- **Input material**:
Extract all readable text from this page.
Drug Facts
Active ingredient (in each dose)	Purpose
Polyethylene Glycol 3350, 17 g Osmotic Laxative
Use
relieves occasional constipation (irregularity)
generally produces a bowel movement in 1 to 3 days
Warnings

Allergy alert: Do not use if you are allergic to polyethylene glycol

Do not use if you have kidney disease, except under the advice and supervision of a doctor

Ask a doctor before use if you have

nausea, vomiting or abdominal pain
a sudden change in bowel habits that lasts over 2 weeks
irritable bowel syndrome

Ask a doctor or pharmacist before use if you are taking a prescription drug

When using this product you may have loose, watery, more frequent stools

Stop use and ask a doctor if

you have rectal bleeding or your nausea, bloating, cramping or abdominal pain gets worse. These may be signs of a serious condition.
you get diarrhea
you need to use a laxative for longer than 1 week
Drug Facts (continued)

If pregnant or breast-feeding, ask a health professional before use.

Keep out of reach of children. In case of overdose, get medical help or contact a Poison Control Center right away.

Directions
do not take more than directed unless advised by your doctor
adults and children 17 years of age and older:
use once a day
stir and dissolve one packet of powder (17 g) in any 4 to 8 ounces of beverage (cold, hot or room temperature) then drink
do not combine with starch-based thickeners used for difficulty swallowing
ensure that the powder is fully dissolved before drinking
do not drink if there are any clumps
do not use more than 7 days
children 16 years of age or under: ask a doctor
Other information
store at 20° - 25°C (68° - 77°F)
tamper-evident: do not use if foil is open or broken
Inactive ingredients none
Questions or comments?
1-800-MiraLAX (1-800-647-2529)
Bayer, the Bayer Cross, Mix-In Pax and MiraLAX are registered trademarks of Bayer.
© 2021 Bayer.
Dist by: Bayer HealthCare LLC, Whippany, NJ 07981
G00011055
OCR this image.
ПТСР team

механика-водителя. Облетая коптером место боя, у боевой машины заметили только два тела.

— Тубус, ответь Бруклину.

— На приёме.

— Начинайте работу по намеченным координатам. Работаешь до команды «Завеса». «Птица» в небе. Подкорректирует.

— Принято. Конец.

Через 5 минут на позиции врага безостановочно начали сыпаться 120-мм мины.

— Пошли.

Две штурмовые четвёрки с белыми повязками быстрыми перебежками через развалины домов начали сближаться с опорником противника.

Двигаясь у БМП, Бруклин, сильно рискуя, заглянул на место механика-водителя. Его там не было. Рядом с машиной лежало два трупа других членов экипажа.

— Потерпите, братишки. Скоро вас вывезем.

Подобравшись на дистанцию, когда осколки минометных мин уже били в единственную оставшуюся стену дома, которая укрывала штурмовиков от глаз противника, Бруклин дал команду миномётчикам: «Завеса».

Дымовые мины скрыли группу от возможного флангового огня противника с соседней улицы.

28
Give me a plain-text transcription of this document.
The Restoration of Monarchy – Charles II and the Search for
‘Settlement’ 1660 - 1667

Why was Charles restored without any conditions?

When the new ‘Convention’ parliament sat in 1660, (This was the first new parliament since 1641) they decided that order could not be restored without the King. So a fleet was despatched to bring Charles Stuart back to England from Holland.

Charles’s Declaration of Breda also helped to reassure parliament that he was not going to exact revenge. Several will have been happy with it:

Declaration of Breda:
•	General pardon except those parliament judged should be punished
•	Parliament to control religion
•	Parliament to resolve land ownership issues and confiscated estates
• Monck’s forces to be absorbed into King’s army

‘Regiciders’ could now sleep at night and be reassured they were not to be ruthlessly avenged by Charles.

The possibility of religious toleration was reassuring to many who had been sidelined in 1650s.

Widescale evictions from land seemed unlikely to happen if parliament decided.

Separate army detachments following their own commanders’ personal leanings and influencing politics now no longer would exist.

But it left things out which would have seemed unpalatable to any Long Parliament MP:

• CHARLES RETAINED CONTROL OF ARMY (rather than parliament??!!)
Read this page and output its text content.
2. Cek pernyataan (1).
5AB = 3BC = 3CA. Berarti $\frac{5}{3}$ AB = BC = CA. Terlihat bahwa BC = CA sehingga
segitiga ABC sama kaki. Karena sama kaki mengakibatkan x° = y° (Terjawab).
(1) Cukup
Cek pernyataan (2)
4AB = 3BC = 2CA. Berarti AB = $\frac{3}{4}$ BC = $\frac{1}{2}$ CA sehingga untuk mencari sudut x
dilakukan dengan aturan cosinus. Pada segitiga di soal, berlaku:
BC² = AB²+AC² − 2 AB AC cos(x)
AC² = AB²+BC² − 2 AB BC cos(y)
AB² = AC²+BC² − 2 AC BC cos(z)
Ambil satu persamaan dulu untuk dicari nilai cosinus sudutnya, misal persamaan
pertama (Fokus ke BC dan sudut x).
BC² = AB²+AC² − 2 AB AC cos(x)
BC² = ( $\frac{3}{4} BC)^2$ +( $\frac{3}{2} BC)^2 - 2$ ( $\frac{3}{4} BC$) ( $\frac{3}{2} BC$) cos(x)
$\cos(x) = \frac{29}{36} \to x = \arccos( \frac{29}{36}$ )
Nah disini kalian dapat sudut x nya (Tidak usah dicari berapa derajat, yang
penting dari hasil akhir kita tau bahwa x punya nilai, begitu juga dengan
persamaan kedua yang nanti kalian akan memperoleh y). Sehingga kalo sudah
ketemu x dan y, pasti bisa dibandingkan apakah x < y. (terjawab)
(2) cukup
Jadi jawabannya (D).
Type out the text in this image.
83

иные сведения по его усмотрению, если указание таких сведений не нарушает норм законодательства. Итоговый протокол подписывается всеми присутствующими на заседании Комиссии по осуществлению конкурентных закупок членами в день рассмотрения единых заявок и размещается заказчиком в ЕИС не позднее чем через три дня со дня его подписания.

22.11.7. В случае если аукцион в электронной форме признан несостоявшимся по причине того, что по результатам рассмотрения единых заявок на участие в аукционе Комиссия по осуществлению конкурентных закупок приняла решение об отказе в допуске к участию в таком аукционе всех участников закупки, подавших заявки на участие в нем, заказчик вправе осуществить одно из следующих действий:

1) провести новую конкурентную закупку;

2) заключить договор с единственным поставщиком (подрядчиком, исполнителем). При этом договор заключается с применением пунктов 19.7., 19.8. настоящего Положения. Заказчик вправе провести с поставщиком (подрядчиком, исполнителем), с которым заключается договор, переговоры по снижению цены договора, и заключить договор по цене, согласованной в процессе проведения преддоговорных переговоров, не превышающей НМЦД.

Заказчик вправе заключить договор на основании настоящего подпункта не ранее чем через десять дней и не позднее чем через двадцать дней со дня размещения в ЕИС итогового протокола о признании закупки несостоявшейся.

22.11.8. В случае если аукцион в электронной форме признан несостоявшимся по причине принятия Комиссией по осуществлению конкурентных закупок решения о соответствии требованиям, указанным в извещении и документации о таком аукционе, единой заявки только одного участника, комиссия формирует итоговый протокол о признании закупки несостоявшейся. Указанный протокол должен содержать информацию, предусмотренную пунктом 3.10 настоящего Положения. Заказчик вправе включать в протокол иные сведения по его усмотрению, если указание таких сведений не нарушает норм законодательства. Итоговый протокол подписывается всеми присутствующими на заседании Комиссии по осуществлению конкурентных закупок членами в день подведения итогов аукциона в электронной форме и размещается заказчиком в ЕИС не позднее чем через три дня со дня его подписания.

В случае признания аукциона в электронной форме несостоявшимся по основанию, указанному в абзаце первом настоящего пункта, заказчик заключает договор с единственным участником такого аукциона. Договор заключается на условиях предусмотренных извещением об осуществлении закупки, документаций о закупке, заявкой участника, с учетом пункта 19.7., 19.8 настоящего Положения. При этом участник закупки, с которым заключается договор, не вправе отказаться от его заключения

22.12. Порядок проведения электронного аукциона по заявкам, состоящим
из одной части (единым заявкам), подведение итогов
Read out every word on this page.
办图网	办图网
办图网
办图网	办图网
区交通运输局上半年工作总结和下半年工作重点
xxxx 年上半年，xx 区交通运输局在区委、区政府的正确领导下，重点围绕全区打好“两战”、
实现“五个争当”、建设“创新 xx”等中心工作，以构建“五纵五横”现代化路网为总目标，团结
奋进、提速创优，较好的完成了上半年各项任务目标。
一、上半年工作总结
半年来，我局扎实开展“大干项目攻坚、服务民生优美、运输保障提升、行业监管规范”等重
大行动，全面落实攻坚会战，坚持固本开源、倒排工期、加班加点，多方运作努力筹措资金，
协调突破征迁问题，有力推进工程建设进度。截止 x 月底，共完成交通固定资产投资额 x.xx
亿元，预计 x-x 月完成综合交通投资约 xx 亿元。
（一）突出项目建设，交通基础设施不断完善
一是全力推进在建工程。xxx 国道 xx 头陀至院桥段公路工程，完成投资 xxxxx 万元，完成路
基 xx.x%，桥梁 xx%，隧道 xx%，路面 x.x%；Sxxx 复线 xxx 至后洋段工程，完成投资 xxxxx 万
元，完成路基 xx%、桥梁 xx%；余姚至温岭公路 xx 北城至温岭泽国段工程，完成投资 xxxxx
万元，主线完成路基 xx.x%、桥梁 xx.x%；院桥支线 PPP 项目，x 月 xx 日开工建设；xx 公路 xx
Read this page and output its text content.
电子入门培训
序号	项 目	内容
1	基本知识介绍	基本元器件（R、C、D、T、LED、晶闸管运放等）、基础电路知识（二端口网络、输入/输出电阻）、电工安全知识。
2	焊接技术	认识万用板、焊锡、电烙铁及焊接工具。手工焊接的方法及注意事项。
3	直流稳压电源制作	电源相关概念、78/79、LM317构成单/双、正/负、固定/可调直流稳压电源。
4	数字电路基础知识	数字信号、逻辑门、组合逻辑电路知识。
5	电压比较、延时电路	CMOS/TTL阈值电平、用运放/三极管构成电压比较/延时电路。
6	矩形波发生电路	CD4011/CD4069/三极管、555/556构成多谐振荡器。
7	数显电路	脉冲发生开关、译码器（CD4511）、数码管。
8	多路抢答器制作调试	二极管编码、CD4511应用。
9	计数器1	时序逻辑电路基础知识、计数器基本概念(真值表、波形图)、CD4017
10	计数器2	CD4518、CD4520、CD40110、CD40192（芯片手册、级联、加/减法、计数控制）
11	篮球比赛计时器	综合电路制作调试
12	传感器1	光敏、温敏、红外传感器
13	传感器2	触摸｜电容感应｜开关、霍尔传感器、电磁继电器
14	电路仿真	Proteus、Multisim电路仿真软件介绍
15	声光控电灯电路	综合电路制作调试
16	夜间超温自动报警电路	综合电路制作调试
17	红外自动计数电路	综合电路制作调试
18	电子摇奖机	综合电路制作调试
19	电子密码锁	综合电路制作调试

- **Problem**:
Track down the lines that include the word "Breda" and copy them.

- **Task response**:
Charles’s Declaration of Breda also helped to reassure parliament that he was not going to exact revenge. Several will have been happy with it:
Declaration of Breda:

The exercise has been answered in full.